> [SOURCE MATERIAL]
---+---

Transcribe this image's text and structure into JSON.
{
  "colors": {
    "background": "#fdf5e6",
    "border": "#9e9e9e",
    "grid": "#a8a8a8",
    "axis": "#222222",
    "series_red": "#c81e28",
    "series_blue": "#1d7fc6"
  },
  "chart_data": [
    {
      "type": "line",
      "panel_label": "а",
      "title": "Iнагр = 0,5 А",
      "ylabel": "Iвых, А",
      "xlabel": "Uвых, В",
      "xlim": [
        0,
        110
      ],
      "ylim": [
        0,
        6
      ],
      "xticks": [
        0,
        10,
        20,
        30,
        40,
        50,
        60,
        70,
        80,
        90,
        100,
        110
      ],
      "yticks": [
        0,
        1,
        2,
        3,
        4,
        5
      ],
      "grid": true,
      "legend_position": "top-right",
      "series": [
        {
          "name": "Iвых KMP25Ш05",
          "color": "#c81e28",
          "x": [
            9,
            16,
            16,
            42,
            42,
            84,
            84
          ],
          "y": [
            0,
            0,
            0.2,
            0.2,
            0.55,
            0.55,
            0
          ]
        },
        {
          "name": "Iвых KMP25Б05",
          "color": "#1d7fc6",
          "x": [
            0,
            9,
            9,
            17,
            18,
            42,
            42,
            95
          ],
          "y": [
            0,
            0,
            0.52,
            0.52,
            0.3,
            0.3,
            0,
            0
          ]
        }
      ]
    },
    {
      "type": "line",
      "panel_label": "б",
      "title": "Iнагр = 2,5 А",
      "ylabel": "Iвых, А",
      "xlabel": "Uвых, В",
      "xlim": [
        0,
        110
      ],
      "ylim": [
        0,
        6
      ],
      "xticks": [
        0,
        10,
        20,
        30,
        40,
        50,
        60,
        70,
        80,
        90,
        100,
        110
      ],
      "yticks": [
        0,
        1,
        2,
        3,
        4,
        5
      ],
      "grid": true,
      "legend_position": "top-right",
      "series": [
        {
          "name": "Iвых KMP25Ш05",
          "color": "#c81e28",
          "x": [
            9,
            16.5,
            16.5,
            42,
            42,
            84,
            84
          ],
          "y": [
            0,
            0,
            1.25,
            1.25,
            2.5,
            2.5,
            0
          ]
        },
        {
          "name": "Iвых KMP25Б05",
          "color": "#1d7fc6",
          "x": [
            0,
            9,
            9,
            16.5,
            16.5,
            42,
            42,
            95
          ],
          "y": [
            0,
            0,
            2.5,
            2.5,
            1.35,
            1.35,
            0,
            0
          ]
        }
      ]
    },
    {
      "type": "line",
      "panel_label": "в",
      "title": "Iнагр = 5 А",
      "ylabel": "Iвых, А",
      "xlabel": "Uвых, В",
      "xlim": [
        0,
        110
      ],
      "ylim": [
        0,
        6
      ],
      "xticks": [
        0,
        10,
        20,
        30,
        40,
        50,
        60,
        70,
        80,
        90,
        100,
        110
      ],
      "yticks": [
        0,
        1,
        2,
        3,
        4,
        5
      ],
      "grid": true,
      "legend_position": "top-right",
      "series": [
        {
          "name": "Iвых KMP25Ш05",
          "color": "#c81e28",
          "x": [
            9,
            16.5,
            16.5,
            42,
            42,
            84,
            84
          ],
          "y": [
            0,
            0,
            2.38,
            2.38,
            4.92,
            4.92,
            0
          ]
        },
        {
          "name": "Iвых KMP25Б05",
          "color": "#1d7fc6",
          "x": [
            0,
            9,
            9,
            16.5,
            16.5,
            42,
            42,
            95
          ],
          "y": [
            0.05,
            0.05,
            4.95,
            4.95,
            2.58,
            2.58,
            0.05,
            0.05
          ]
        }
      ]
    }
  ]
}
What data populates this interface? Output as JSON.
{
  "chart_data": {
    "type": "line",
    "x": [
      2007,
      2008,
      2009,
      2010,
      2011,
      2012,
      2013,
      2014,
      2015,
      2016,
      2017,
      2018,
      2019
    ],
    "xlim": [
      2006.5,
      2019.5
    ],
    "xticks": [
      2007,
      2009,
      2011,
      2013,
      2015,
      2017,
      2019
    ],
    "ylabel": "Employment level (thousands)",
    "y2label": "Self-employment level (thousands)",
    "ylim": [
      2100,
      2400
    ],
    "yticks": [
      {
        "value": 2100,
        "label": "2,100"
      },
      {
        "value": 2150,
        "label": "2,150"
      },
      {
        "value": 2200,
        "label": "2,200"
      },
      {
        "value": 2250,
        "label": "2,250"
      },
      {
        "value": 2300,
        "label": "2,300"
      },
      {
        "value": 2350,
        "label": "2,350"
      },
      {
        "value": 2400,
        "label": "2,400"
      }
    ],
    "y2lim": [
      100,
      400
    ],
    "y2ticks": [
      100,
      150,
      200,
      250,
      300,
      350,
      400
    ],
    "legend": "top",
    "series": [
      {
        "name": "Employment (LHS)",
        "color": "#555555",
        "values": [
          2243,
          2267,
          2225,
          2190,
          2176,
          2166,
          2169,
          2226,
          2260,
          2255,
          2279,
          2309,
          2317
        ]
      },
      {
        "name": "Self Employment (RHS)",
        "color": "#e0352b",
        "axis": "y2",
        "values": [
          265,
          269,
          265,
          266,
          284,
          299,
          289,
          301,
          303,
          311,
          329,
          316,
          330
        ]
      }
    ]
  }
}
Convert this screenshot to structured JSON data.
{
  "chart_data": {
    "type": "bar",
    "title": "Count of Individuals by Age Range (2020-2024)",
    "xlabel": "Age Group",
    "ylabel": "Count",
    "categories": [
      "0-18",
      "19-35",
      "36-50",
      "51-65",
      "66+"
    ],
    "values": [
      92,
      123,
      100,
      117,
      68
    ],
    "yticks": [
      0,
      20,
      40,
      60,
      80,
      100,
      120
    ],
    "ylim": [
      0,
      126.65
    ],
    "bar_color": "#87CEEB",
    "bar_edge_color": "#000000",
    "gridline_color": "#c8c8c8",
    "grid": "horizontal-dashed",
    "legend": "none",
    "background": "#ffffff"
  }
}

---+---

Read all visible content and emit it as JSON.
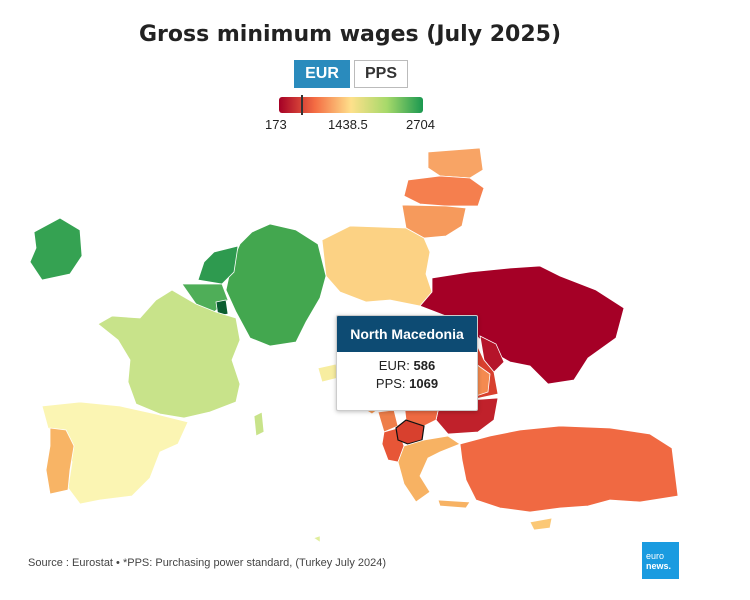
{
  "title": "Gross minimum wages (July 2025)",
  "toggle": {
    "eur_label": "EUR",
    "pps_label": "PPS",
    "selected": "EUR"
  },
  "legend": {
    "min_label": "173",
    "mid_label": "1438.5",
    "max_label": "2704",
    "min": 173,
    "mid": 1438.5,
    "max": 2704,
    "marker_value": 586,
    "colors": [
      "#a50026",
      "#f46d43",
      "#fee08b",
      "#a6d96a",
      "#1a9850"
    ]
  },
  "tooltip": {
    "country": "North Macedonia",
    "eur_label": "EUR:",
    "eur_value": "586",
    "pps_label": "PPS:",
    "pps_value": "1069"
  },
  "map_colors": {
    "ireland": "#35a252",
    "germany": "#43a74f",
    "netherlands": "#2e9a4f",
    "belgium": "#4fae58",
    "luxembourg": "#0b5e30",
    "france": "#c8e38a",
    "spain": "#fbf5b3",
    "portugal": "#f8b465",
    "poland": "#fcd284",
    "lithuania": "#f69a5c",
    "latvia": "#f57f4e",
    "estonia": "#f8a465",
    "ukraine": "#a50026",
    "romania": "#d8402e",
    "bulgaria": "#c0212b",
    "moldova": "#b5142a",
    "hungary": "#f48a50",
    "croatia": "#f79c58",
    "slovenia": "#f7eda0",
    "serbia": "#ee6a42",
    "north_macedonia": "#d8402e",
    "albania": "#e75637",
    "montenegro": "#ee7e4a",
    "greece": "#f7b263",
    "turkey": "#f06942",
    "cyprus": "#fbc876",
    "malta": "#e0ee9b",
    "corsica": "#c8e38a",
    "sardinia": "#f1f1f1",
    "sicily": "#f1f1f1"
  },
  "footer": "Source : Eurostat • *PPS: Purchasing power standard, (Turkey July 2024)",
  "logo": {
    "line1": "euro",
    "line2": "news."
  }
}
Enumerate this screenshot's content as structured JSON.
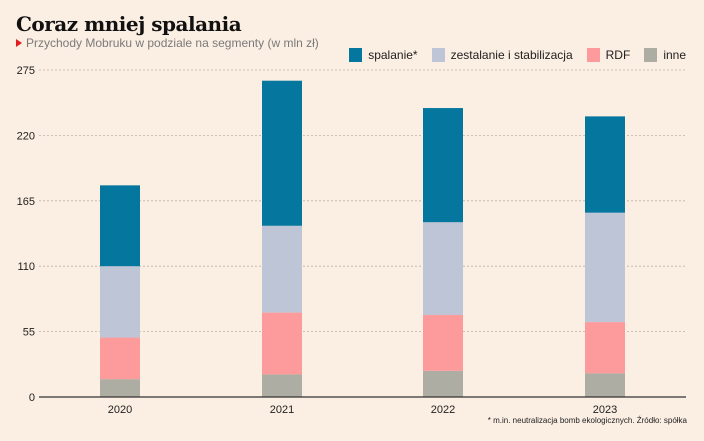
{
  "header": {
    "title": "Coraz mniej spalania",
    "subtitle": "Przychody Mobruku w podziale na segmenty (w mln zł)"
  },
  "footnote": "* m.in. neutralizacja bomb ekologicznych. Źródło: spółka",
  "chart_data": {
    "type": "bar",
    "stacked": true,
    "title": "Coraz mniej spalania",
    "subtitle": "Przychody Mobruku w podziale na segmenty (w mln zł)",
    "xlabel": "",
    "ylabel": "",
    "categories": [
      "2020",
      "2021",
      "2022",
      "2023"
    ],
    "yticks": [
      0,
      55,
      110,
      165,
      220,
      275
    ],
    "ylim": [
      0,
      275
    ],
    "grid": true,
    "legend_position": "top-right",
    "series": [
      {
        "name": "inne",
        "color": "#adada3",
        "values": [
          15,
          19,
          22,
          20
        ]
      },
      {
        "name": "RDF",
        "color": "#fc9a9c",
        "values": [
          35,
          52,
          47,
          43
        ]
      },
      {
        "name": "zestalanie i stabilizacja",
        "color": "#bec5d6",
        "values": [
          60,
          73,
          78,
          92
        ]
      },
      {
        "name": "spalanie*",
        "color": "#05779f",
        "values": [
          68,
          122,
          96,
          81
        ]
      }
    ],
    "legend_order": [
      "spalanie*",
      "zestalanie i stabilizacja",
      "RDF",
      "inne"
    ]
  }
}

---+---

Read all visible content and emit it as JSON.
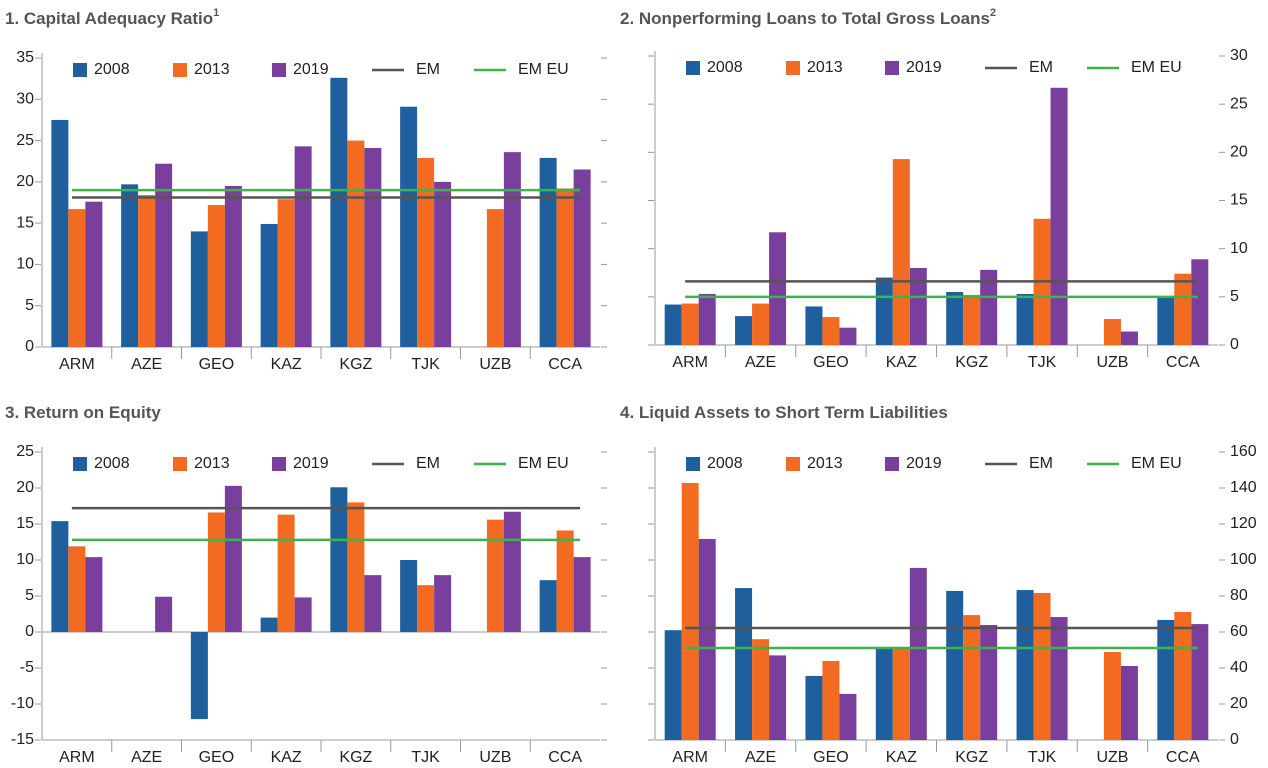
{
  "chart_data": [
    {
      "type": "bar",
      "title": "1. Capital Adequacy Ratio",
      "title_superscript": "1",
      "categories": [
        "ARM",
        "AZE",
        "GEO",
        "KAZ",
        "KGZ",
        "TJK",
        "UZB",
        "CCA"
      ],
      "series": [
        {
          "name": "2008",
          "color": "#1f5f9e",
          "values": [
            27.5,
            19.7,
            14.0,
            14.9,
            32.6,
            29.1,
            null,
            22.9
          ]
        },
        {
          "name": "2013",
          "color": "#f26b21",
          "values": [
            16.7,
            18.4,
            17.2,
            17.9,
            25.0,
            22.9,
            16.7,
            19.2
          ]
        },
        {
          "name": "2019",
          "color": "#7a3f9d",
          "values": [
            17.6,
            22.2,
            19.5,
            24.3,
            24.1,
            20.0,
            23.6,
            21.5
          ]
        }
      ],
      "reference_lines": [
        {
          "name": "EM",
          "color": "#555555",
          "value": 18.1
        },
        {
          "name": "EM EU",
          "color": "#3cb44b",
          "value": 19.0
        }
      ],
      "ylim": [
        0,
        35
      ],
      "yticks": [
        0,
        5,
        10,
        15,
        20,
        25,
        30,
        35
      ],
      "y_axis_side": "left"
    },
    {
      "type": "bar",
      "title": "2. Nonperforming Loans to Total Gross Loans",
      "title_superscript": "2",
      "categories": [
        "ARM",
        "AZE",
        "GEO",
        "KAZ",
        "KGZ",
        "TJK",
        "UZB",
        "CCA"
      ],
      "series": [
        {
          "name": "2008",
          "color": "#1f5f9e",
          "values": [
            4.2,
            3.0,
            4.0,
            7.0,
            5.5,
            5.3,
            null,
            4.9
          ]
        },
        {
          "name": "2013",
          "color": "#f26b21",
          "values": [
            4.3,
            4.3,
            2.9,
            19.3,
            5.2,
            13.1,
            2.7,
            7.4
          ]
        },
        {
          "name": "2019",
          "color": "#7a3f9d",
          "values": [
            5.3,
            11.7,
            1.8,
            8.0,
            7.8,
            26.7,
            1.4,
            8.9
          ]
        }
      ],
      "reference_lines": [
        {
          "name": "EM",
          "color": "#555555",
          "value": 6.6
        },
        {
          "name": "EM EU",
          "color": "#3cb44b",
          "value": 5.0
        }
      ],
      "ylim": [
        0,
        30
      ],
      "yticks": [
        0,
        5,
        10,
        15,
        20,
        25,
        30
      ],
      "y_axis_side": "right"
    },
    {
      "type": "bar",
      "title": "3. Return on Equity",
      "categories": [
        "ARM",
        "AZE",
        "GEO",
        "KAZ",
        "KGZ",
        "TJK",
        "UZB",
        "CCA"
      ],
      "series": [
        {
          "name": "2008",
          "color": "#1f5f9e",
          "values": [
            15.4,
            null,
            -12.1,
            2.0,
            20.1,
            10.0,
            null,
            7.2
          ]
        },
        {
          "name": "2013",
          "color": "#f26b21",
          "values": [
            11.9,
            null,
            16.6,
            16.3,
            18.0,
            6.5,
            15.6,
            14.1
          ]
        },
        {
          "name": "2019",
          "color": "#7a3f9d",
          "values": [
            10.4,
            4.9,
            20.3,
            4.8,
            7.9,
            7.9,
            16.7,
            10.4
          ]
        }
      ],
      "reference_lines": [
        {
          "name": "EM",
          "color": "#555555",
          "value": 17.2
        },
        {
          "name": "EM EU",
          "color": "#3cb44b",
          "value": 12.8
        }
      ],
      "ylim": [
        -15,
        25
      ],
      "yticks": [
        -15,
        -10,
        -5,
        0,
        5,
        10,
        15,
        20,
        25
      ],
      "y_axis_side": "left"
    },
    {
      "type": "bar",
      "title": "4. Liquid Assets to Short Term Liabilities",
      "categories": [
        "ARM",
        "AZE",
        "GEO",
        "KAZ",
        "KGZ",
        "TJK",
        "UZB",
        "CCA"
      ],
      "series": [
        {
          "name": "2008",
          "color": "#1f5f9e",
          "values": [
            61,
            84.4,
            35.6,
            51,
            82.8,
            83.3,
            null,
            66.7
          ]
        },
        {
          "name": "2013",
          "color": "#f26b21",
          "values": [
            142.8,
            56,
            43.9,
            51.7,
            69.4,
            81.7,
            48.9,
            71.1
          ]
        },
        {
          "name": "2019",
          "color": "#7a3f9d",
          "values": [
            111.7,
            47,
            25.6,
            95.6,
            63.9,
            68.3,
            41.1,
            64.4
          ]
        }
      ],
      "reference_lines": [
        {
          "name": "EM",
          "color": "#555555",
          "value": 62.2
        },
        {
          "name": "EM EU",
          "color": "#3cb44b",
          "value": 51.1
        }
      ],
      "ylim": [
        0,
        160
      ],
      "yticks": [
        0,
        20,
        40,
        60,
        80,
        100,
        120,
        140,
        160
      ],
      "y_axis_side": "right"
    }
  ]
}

---+---

Copy every line in the listing above where the string "Mobruku" turns up.

    "subtitle": "Przychody Mobruku w podziale na segmenty (w mln zł)"
    "subtitle": "Przychody Mobruku w podziale na segmenty (w mln zł)",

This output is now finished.